» YOUR OBJECTIVE
Please repeat all of the listing exactly.

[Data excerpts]
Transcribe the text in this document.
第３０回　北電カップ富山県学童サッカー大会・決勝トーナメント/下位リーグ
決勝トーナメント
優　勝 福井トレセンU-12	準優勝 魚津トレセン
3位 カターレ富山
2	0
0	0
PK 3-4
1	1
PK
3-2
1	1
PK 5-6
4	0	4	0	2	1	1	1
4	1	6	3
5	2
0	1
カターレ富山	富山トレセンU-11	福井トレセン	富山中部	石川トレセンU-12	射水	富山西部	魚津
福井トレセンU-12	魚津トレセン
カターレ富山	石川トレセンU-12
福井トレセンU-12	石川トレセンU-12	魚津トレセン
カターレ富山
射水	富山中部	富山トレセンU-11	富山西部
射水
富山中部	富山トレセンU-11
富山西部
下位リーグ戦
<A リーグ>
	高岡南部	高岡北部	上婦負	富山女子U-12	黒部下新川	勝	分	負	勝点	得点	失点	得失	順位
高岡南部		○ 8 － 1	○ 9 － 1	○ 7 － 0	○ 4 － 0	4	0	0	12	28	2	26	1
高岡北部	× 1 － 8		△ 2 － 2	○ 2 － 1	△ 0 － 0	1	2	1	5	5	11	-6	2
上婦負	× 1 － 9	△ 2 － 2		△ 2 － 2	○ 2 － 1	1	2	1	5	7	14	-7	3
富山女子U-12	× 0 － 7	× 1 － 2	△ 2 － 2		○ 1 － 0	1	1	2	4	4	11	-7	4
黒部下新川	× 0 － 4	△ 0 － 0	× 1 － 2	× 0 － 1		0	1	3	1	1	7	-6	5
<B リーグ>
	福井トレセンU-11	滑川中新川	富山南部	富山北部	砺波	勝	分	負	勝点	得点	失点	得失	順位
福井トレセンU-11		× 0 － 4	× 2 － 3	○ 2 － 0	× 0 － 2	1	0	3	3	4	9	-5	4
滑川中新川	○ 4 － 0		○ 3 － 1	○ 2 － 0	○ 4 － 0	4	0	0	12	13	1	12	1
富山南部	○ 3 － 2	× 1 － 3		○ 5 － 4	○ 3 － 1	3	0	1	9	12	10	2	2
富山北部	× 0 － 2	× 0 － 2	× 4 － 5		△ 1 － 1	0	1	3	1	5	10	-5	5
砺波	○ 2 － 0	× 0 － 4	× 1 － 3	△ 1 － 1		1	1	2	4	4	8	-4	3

» FINAL RESULT
Transcribe the text in this document.
第３０回　北電カップ富山県学童サッカー大会・決勝トーナメント/下位リーグ
決勝トーナメント
優　勝 福井トレセンU-12	準優勝 魚津トレセン
3位 カターレ富山
2	0
0	0
PK 3-4
1	1
PK
3-2
1	1
PK 5-6
4	0	4	0	2	1	1	1
4	1	6	3
5	2
0	1
カターレ富山	富山トレセンU-11	福井トレセン	富山中部	石川トレセンU-12	射水	富山西部	魚津
福井トレセンU-12	魚津トレセン
カターレ富山	石川トレセンU-12
福井トレセンU-12	石川トレセンU-12	魚津トレセン
カターレ富山
射水	富山中部	富山トレセンU-11	富山西部
射水
富山中部	富山トレセンU-11
富山西部
下位リーグ戦
<A リーグ>
	高岡南部	高岡北部	上婦負	富山女子U-12	黒部下新川	勝	分	負	勝点	得点	失点	得失	順位
高岡南部		○ 8 － 1	○ 9 － 1	○ 7 － 0	○ 4 － 0	4	0	0	12	28	2	26	1
高岡北部	× 1 － 8		△ 2 － 2	○ 2 － 1	△ 0 － 0	1	2	1	5	5	11	-6	2
上婦負	× 1 － 9	△ 2 － 2		△ 2 － 2	○ 2 － 1	1	2	1	5	7	14	-7	3
富山女子U-12	× 0 － 7	× 1 － 2	△ 2 － 2		○ 1 － 0	1	1	2	4	4	11	-7	4
黒部下新川	× 0 － 4	△ 0 － 0	× 1 － 2	× 0 － 1		0	1	3	1	1	7	-6	5
<B リーグ>
	福井トレセンU-11	滑川中新川	富山南部	富山北部	砺波	勝	分	負	勝点	得点	失点	得失	順位
福井トレセンU-11		× 0 － 4	× 2 － 3	○ 2 － 0	× 0 － 2	1	0	3	3	4	9	-5	4
滑川中新川	○ 4 － 0		○ 3 － 1	○ 2 － 0	○ 4 － 0	4	0	0	12	13	1	12	1
富山南部	○ 3 － 2	× 1 － 3		○ 5 － 4	○ 3 － 1	3	0	1	9	12	10	2	2
富山北部	× 0 － 2	× 0 － 2	× 4 － 5		△ 1 － 1	0	1	3	1	5	10	-5	5
砺波	○ 2 － 0	× 0 － 4	× 1 － 3	△ 1 － 1		1	1	2	4	4	8	-4	3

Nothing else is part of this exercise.